* TASK DETAILS
Word for word, set down the records and skip each picture.

* LISTED RECORDS

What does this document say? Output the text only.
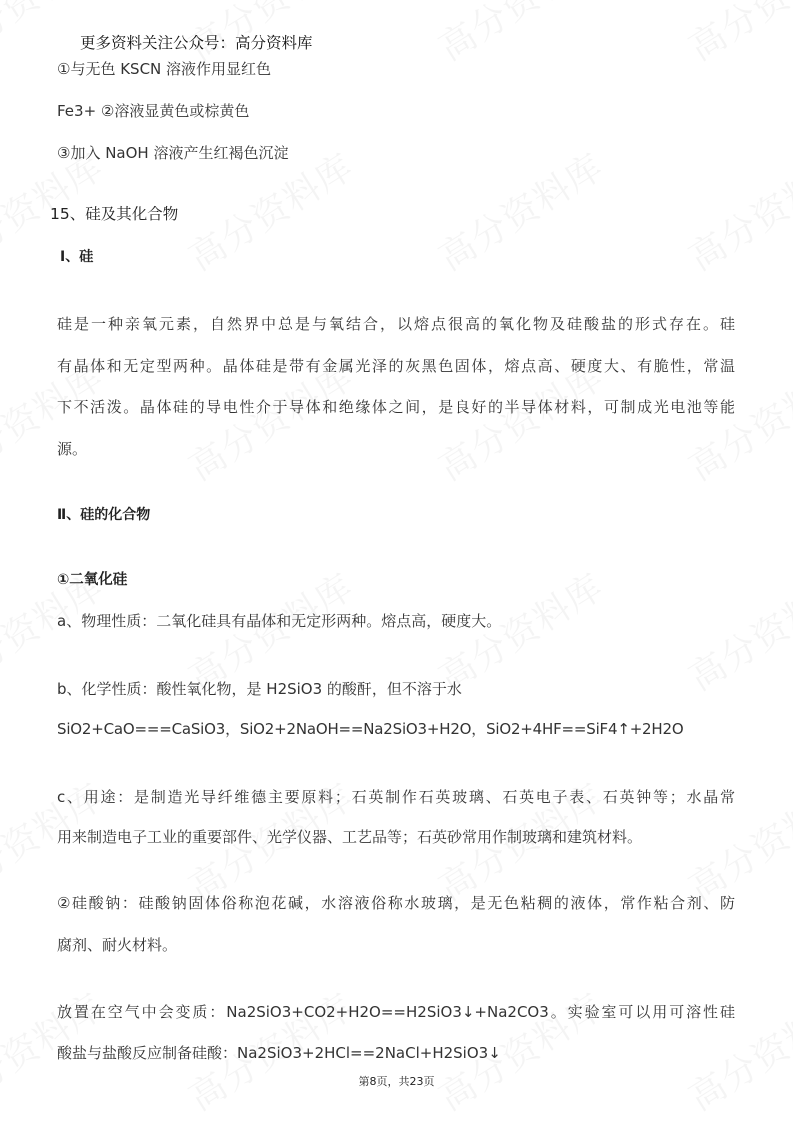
更多资料关注公众号：高分资料库
①与无色 KSCN 溶液作用显红色
Fe3+ ②溶液显黄色或棕黄色
③加入 NaOH 溶液产生红褐色沉淀
15、硅及其化合物
Ⅰ、硅
硅是一种亲氧元素，自然界中总是与氧结合，以熔点很高的氧化物及硅酸盐的形式存在。硅
有晶体和无定型两种。晶体硅是带有金属光泽的灰黑色固体，熔点高、硬度大、有脆性，常温
下不活泼。晶体硅的导电性介于导体和绝缘体之间，是良好的半导体材料，可制成光电池等能
源。
Ⅱ、硅的化合物
①二氧化硅
a、物理性质：二氧化硅具有晶体和无定形两种。熔点高，硬度大。
b、化学性质：酸性氧化物，是 H2SiO3 的酸酐，但不溶于水
SiO2+CaO===CaSiO3，SiO2+2NaOH==Na2SiO3+H2O，SiO2+4HF==SiF4↑+2H2O
c、用途：是制造光导纤维德主要原料；石英制作石英玻璃、石英电子表、石英钟等；水晶常
用来制造电子工业的重要部件、光学仪器、工艺品等；石英砂常用作制玻璃和建筑材料。
②硅酸钠：硅酸钠固体俗称泡花碱，水溶液俗称水玻璃，是无色粘稠的液体，常作粘合剂、防
腐剂、耐火材料。
放置在空气中会变质：Na2SiO3+CO2+H2O==H2SiO3↓+Na2CO3。实验室可以用可溶性硅
酸盐与盐酸反应制备硅酸：Na2SiO3+2HCl==2NaCl+H2SiO3↓
第8页，共23页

* RESPONSE TO THIS TASK
What does this document say? Output the text only.
更多资料关注公众号：高分资料库
①与无色 KSCN 溶液作用显红色
Fe3+ ②溶液显黄色或棕黄色
③加入 NaOH 溶液产生红褐色沉淀
15、硅及其化合物
Ⅰ、硅
硅是一种亲氧元素，自然界中总是与氧结合，以熔点很高的氧化物及硅酸盐的形式存在。硅
有晶体和无定型两种。晶体硅是带有金属光泽的灰黑色固体，熔点高、硬度大、有脆性，常温
下不活泼。晶体硅的导电性介于导体和绝缘体之间，是良好的半导体材料，可制成光电池等能
源。
Ⅱ、硅的化合物
①二氧化硅
a、物理性质：二氧化硅具有晶体和无定形两种。熔点高，硬度大。
b、化学性质：酸性氧化物，是 H2SiO3 的酸酐，但不溶于水
SiO2+CaO===CaSiO3，SiO2+2NaOH==Na2SiO3+H2O，SiO2+4HF==SiF4↑+2H2O
c、用途：是制造光导纤维德主要原料；石英制作石英玻璃、石英电子表、石英钟等；水晶常
用来制造电子工业的重要部件、光学仪器、工艺品等；石英砂常用作制玻璃和建筑材料。
②硅酸钠：硅酸钠固体俗称泡花碱，水溶液俗称水玻璃，是无色粘稠的液体，常作粘合剂、防
腐剂、耐火材料。
放置在空气中会变质：Na2SiO3+CO2+H2O==H2SiO3↓+Na2CO3。实验室可以用可溶性硅
酸盐与盐酸反应制备硅酸：Na2SiO3+2HCl==2NaCl+H2SiO3↓
第8页，共23页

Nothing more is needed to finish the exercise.